> [RECORD SET]

= = = = = = =

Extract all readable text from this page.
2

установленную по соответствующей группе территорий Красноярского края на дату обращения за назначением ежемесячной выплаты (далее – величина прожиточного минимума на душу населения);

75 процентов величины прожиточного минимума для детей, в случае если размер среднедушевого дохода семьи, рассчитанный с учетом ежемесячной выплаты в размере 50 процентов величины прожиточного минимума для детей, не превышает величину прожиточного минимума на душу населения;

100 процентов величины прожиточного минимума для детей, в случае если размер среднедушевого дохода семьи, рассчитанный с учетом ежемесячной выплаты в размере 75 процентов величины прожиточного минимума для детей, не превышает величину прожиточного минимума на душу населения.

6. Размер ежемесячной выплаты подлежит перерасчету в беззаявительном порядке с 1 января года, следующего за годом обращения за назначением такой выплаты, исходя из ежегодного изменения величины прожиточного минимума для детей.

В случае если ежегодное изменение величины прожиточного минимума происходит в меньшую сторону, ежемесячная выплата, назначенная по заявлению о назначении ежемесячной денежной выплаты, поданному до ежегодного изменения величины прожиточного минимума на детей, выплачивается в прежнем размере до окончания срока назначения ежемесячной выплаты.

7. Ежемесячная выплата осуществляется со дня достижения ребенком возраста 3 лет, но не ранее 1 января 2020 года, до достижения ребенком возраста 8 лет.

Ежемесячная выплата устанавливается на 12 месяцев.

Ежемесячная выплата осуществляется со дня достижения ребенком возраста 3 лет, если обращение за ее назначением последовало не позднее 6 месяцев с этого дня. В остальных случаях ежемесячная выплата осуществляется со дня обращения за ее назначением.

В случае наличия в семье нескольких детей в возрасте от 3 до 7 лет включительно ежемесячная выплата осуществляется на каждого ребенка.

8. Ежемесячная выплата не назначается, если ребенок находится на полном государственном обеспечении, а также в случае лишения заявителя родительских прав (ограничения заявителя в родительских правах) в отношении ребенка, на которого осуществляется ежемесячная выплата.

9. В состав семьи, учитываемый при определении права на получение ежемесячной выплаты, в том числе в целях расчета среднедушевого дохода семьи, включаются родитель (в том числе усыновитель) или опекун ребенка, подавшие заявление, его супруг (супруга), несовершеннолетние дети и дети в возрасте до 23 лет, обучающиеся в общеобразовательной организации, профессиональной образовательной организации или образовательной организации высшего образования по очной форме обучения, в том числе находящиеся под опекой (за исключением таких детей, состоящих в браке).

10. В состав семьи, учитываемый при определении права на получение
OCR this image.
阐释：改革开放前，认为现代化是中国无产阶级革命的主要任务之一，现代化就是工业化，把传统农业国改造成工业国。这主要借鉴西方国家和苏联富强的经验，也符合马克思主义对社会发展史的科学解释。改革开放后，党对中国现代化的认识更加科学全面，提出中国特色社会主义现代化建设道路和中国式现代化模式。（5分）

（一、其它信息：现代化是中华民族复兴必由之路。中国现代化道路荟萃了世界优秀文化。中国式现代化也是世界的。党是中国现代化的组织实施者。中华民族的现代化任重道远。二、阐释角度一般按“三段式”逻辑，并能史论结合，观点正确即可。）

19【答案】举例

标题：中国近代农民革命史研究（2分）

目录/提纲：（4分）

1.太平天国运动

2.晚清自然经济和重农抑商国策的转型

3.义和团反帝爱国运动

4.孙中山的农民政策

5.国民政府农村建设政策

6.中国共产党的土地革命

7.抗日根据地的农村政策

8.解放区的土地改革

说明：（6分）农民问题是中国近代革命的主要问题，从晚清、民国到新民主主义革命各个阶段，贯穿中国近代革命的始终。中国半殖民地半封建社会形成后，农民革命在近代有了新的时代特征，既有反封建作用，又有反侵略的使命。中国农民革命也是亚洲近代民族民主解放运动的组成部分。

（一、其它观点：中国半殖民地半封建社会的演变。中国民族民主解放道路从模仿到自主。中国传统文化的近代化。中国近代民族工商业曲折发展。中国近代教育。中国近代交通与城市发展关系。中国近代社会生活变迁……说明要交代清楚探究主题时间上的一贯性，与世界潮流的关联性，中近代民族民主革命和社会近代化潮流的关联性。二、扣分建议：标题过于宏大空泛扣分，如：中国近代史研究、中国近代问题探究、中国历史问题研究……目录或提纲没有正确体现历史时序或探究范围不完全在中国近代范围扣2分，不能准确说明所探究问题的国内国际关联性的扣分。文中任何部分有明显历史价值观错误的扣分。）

= = = = = = =

> [GIVEN TASK] Copy out exactly the lines running from the line with "OCR this image." to the end of the records, inclusive.

> [COMPLETE RESPONSE]
OCR this image.
阐释：改革开放前，认为现代化是中国无产阶级革命的主要任务之一，现代化就是工业化，把传统农业国改造成工业国。这主要借鉴西方国家和苏联富强的经验，也符合马克思主义对社会发展史的科学解释。改革开放后，党对中国现代化的认识更加科学全面，提出中国特色社会主义现代化建设道路和中国式现代化模式。（5分）

（一、其它信息：现代化是中华民族复兴必由之路。中国现代化道路荟萃了世界优秀文化。中国式现代化也是世界的。党是中国现代化的组织实施者。中华民族的现代化任重道远。二、阐释角度一般按“三段式”逻辑，并能史论结合，观点正确即可。）

19【答案】举例

标题：中国近代农民革命史研究（2分）

目录/提纲：（4分）

1.太平天国运动

2.晚清自然经济和重农抑商国策的转型

3.义和团反帝爱国运动

4.孙中山的农民政策

5.国民政府农村建设政策

6.中国共产党的土地革命

7.抗日根据地的农村政策

8.解放区的土地改革

说明：（6分）农民问题是中国近代革命的主要问题，从晚清、民国到新民主主义革命各个阶段，贯穿中国近代革命的始终。中国半殖民地半封建社会形成后，农民革命在近代有了新的时代特征，既有反封建作用，又有反侵略的使命。中国农民革命也是亚洲近代民族民主解放运动的组成部分。

（一、其它观点：中国半殖民地半封建社会的演变。中国民族民主解放道路从模仿到自主。中国传统文化的近代化。中国近代民族工商业曲折发展。中国近代教育。中国近代交通与城市发展关系。中国近代社会生活变迁……说明要交代清楚探究主题时间上的一贯性，与世界潮流的关联性，中近代民族民主革命和社会近代化潮流的关联性。二、扣分建议：标题过于宏大空泛扣分，如：中国近代史研究、中国近代问题探究、中国历史问题研究……目录或提纲没有正确体现历史时序或探究范围不完全在中国近代范围扣2分，不能准确说明所探究问题的国内国际关联性的扣分。文中任何部分有明显历史价值观错误的扣分。）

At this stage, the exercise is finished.